FRAGMENT:
::::

Vragen van de leden Kuiken (PvdA), Van Ojik (GroenLinks) en Leijten (SP) aan de Minister-President over het bericht «Statement of the Members of the European Council» (ingezonden 29 maart 2021).

Antwoord van Minister Blok (Buitenlandse Zaken), mede namens de Minister-President (ontvangen 20 april 2021).

Vraag 1

Bent u bekend met het bericht «Statement of the Members of the European Council» naar aanleiding van de Europese Raad van 25 maart jl.?1

Antwoord 1

Ja.

::::

VERMELDE GEGEVENS:
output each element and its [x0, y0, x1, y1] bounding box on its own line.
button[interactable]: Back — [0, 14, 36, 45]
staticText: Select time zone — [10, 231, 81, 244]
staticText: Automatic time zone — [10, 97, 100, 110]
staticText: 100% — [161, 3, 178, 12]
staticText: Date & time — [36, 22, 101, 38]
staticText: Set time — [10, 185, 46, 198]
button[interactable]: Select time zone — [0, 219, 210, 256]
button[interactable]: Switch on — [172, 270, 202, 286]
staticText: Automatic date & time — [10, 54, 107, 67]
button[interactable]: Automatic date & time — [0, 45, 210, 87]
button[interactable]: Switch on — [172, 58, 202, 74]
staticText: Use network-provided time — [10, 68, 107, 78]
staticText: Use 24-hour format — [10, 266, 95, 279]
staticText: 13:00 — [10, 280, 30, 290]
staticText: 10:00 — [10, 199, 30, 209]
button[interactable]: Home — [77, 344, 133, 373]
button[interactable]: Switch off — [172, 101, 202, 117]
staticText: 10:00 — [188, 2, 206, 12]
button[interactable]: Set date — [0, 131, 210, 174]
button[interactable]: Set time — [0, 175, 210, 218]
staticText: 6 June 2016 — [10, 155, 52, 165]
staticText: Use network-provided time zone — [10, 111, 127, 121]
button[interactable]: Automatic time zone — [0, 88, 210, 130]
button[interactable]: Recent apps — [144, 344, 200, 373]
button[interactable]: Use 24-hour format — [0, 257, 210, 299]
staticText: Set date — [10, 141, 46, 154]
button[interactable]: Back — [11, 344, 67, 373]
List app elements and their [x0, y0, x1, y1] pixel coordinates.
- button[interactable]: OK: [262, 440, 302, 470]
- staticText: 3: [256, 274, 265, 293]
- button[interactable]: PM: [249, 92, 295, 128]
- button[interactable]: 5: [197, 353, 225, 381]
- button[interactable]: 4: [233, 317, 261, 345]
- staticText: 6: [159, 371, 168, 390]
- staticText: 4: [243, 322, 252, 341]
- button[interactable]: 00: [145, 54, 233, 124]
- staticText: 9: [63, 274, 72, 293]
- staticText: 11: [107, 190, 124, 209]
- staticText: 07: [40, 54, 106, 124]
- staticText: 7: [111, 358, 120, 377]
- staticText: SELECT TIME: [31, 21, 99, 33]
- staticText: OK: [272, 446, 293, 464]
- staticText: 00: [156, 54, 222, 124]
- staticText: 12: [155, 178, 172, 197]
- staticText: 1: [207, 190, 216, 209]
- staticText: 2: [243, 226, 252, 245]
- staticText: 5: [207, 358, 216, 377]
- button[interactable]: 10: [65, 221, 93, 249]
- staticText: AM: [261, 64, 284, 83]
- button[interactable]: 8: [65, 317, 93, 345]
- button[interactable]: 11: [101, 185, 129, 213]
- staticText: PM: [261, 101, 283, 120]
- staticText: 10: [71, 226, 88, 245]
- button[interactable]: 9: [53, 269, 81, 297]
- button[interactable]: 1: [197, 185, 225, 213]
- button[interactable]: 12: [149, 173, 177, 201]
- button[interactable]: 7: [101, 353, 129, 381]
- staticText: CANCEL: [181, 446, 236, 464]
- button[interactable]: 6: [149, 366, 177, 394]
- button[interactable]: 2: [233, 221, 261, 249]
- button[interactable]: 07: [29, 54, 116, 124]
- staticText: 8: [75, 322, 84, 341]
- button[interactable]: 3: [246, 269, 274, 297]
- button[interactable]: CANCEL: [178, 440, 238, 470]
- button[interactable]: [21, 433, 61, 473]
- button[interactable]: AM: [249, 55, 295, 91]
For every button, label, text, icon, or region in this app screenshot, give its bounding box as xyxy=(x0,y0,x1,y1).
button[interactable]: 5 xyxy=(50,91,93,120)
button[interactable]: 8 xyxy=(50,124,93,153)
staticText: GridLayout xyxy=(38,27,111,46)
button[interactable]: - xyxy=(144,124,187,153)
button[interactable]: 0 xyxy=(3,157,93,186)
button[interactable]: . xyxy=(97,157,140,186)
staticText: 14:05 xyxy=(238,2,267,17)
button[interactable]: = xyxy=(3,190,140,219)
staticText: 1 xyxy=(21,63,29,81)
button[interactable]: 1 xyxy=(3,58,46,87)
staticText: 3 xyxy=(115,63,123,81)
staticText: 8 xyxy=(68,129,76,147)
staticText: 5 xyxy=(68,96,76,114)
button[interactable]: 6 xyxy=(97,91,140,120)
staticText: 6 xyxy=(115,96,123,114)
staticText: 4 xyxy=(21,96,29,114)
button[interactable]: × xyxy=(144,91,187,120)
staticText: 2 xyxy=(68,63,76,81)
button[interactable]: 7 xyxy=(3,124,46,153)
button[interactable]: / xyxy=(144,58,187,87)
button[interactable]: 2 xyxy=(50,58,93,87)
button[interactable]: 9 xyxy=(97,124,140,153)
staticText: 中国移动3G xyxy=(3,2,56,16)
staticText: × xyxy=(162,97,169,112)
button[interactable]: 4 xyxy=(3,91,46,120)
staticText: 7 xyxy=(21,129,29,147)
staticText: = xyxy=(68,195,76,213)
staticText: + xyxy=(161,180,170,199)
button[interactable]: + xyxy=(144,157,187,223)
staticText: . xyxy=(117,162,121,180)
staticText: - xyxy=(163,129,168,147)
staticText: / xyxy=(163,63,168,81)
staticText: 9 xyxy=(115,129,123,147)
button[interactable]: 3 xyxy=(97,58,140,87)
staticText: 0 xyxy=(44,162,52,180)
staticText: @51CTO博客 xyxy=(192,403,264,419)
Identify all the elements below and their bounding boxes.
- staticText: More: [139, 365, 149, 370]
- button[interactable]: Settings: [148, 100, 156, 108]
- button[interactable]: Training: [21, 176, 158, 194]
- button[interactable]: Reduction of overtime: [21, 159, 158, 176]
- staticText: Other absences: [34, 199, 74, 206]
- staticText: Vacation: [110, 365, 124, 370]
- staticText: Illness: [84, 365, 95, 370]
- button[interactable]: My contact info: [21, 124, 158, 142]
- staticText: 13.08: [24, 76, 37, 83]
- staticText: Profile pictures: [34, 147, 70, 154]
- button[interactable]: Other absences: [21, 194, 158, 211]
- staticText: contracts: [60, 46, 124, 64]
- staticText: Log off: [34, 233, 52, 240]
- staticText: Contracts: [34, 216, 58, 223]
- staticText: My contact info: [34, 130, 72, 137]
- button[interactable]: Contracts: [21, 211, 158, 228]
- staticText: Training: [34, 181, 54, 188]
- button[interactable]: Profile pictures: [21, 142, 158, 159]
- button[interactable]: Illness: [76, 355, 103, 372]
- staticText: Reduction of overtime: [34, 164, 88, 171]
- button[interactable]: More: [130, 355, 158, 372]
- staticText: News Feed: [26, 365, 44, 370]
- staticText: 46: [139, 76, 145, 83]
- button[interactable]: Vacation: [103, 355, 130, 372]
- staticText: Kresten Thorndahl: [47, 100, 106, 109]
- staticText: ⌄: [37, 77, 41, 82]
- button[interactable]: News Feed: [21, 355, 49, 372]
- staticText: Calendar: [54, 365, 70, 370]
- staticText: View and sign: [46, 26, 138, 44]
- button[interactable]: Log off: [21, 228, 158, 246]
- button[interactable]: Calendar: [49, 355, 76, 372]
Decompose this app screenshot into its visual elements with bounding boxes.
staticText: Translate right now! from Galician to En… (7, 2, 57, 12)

::::

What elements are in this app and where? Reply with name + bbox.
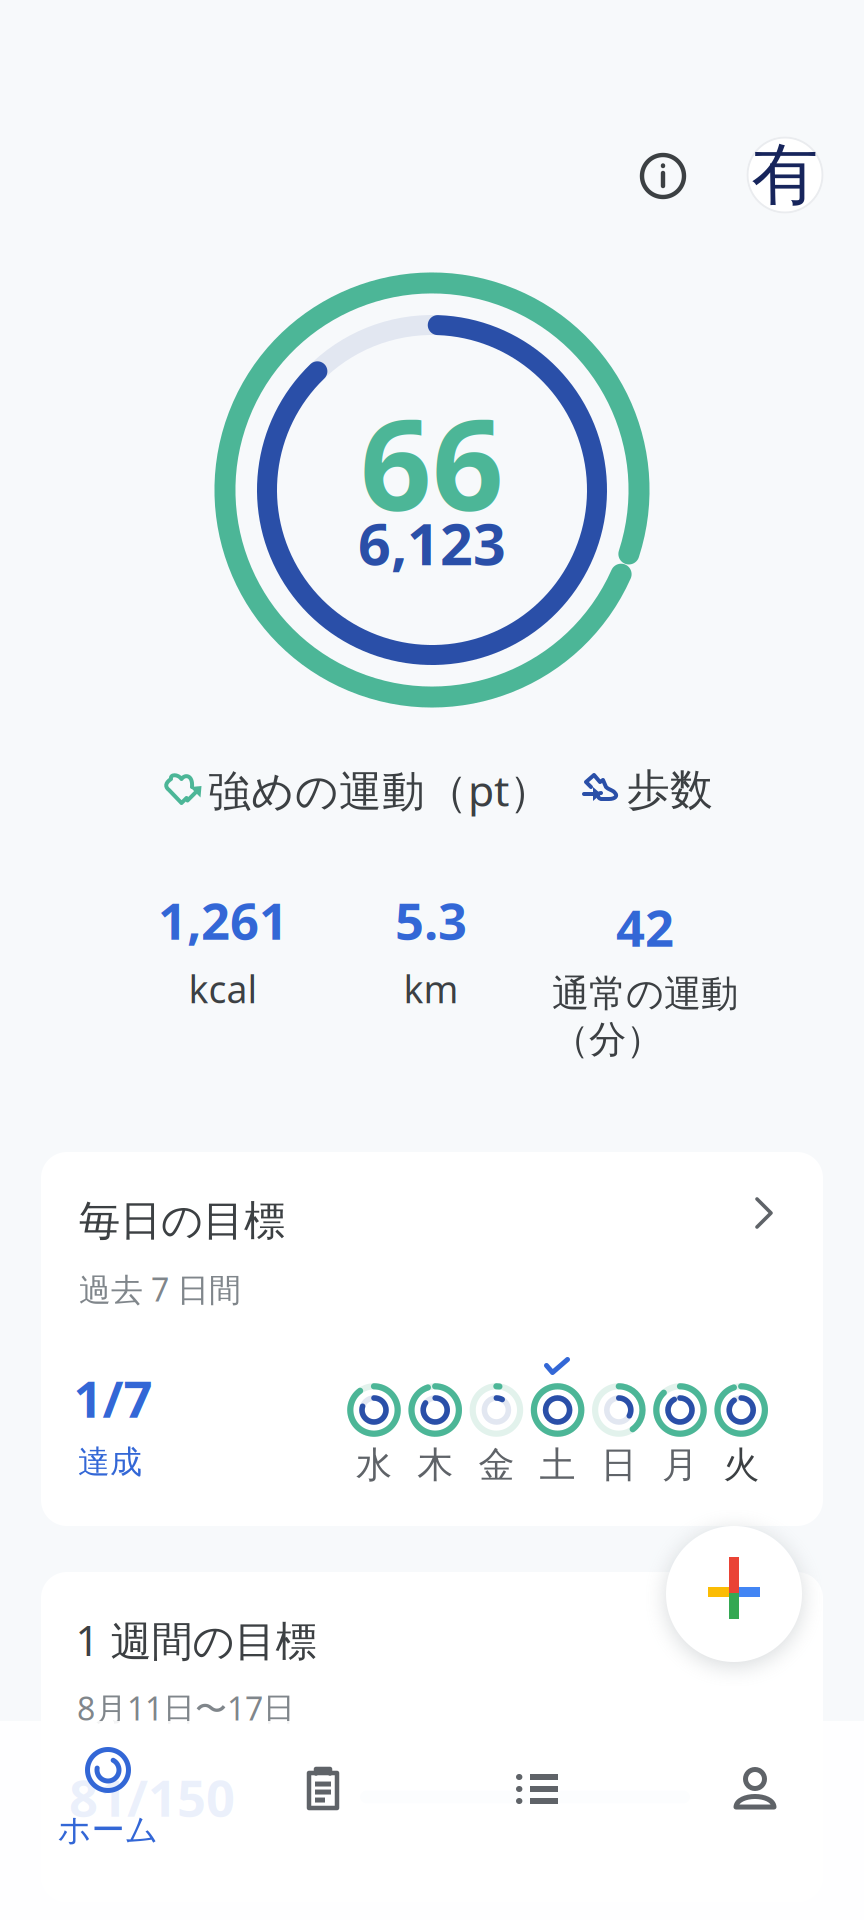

::::

OPDRACHT: Schrijf het volledige fragment met de Kamervragen over het statement van de Europese Raad woord voor woord uit.

RESULTAAT:
Vragen van de leden Kuiken (PvdA), Van Ojik (GroenLinks) en Leijten (SP) aan de Minister-President over het bericht «Statement of the Members of the European Council» (ingezonden 29 maart 2021).

Antwoord van Minister Blok (Buitenlandse Zaken), mede namens de Minister-President (ontvangen 20 april 2021).

Vraag 1

Bent u bekend met het bericht «Statement of the Members of the European Council» naar aanleiding van de Europese Raad van 25 maart jl.?1

Antwoord 1

Ja.